_任务清单_
1. 将关于上海金融消费纠纷调解中心实践的文本节选中的这句话译成英文:“2008年次贷危机后,国际上更加重视金融消费者保护,寻求高效率、低成本的金融消费纠纷多元化解决机制是其中重要议题。”
2. 接着关于上海金融消费纠纷调解中心实践的文本节选,从其最后一句之后续写下去。

_文本节选_

◆ ◆ ◆

上海市金融消费纠纷调解中心的实践与思考
非诉第三方解决机制是化解金融消费纠纷的有效途径。上海金融消费纠纷调解中心的实践表明,在当前我国处于社会转型时期、矛盾多发阶段,建立完善这一金融消费纠纷非诉解决机制,具有重要现实意义。
来源:金融时报
文/孙天琦 (作者系人民银行金融消费权益保护局副局长 金融学博士)
非诉第三方解决机制是化解金融消费纠纷的有效途径。上海金融消费纠纷调解中心的实践表明,在当前我国处于社会转型时期、矛盾多发阶段,建立完善这一金融消费纠纷非诉解决机制,具有重要现实意义。
背景
近年来,随着金融消费的持续增长与金融产品和服务的日趋复杂化,金融消费纠纷呈增长态势,金融消费者需要成本更为低廉、方式更加便捷的专业救济途径,为此,许多国家和地区建立了金融消费纠纷非诉第三方调解组织,如英国金融督察服务公司、加拿大银行服务与投资督察员、澳大利亚金融督察服务机构等。
2008年次贷危机后,国际上更加重视金融消费者保护,寻求高效率、低成本的金融消费纠纷多元化解决机制是其中重要议题。世界银行发布的《金融消费者保护的良好经验》明确建议应当为消费者提供一个经济、有效、权威和专业并匹配充足资源的独立第三方非诉纠纷解决机制。实践表明,这些组织因具备专业性、独立性、中立性等优势,贯彻公平、合理、专业、及时、经济、便捷的金融消费纠纷处理理念,在解决金融消费纠纷中发挥了重要作用。
当金融消费者与金融机构产生纠纷时,我国现行的纠纷解决机制主要包括金融机构内部处理、行业协会调解、金融监管部门行政调解、仲裁或诉讼、媒体监督等,这些机制较好地解决了涉及消费者切身利益的一些实际问题,有效防范和化解了大量因纠纷所产生的不稳定因素。

◆ ◆ ◆

_现有资料_
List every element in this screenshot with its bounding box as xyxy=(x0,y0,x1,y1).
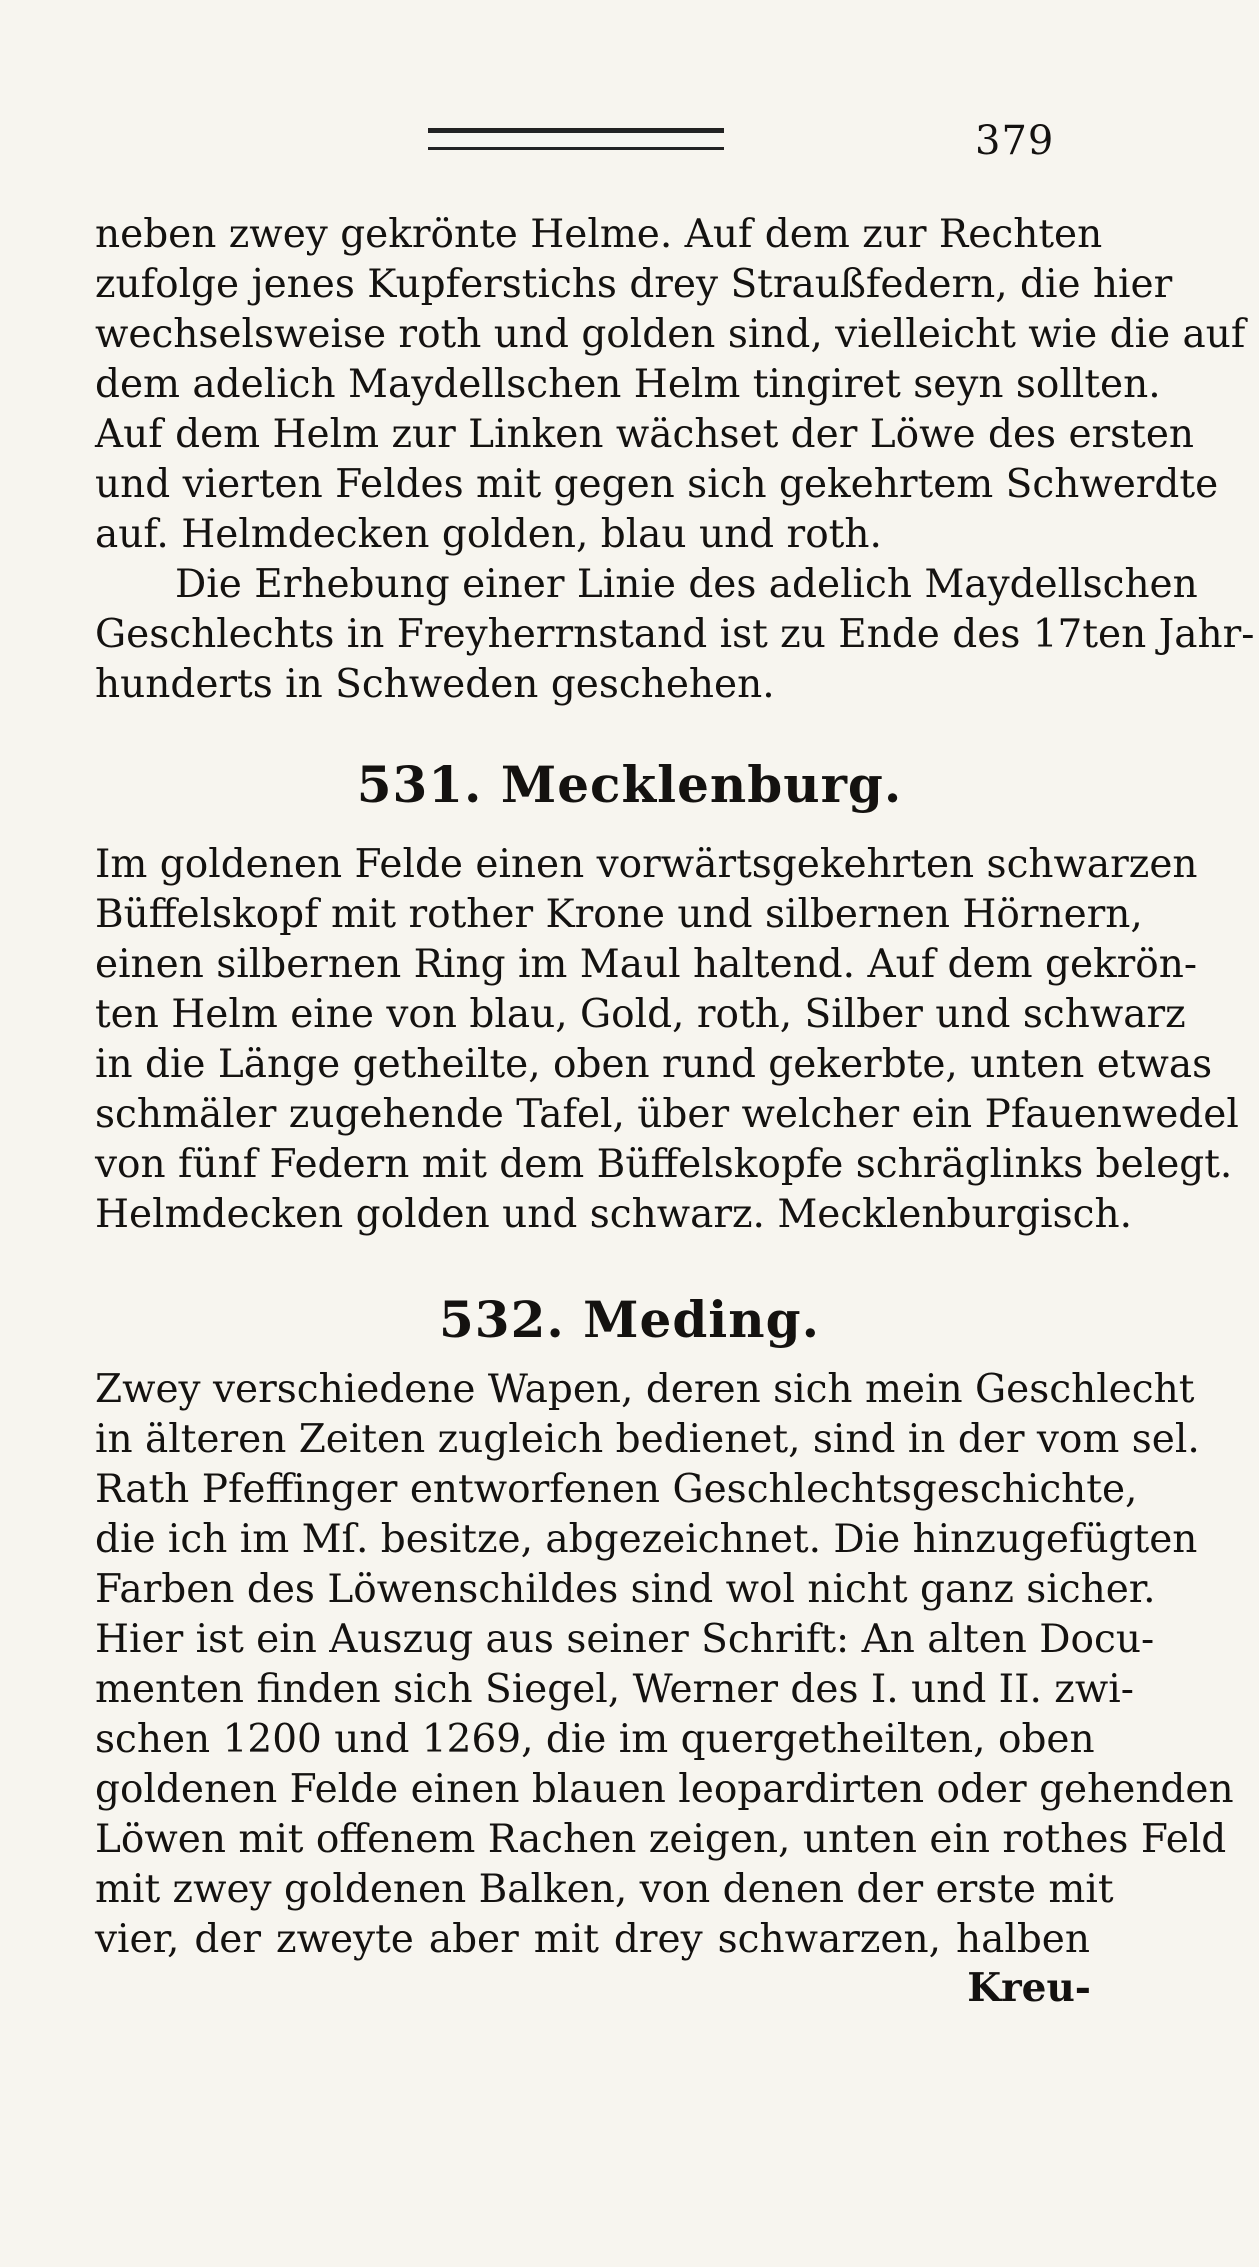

◆ ◆ ◆

_逐项答案_
1. After the 2008 subprime crisis, greater international emphasis was placed on financial consumer protection, and the search for efficient, low-cost, diversified mechanisms for resolving financial consumer disputes became one of the key issues.

2.
同时,实践中也暴露出一些问题:
一是金融机构作为交易主体之一,一旦自身利益与消费者权益产生冲突,其既充当运动员又充当裁判员的缺点使其很难做到公平公正解决纠纷。
二是金融监管部门行政调解是以自愿为原则,采取说服和劝导手段促使交易双方达成和解,约束力有所欠缺。
三是通过仲裁或诉讼方式解决金融消费纠纷的周期长、成本高,再加上作为个体的金融消费者举证能力有限,仲裁或诉讼失败的风险较高,消费者权益难以真正得到保护。
四是媒体监督往往可能引起不必要的炒作,给交易双方均造成无法预料的负面影响。
我国目前尚无金融督察服务机构(FOS)的相关法律和类似组织,缺乏简便、快捷、低成本的非诉纠纷调处机制。理想的金融消费纠纷的解决方式应该是多元并存,立体、多层次的,金融机构的内部处理、行政机关的投诉处理和行政调解、独立第三方的民间调解应与仲裁、诉讼对接并存,形成功能互补、程序衔接、高效、低成本的金融消费纠纷解决机制,以快速、有效地解决纠纷,降低对司法资源的占用。
近年来,全国人大代表、政协委员多次呼吁建立金融领域的非诉第三方解决机制,我国各金融监管部门在金融消费纠纷非诉解决机制方面为此也进行了一定探索。在保险业领域,中国保险监督管理委员会自2005年开始在上海、安徽和山东等省市探索建立保险合同纠纷非诉讼快速处理机制,之后又出台了《关于推进保险合同纠纷快速处理机制试点工作的指导意见》,明确了保险纠纷调解工作原则、机构建设、受案条件和工作程序,要求各保监局在辖区内有条件的地区依托保险业协会试点建立调处机制。2012年保监会要求各保监局所在城市均要建立调处机制,并与最高法院联合下发了《关于在全国部分地区开展建立保险纠纷诉讼与调解对接机制试点工作的通知》,在31个保监局辖区试点建立保险纠纷诉调对接机制。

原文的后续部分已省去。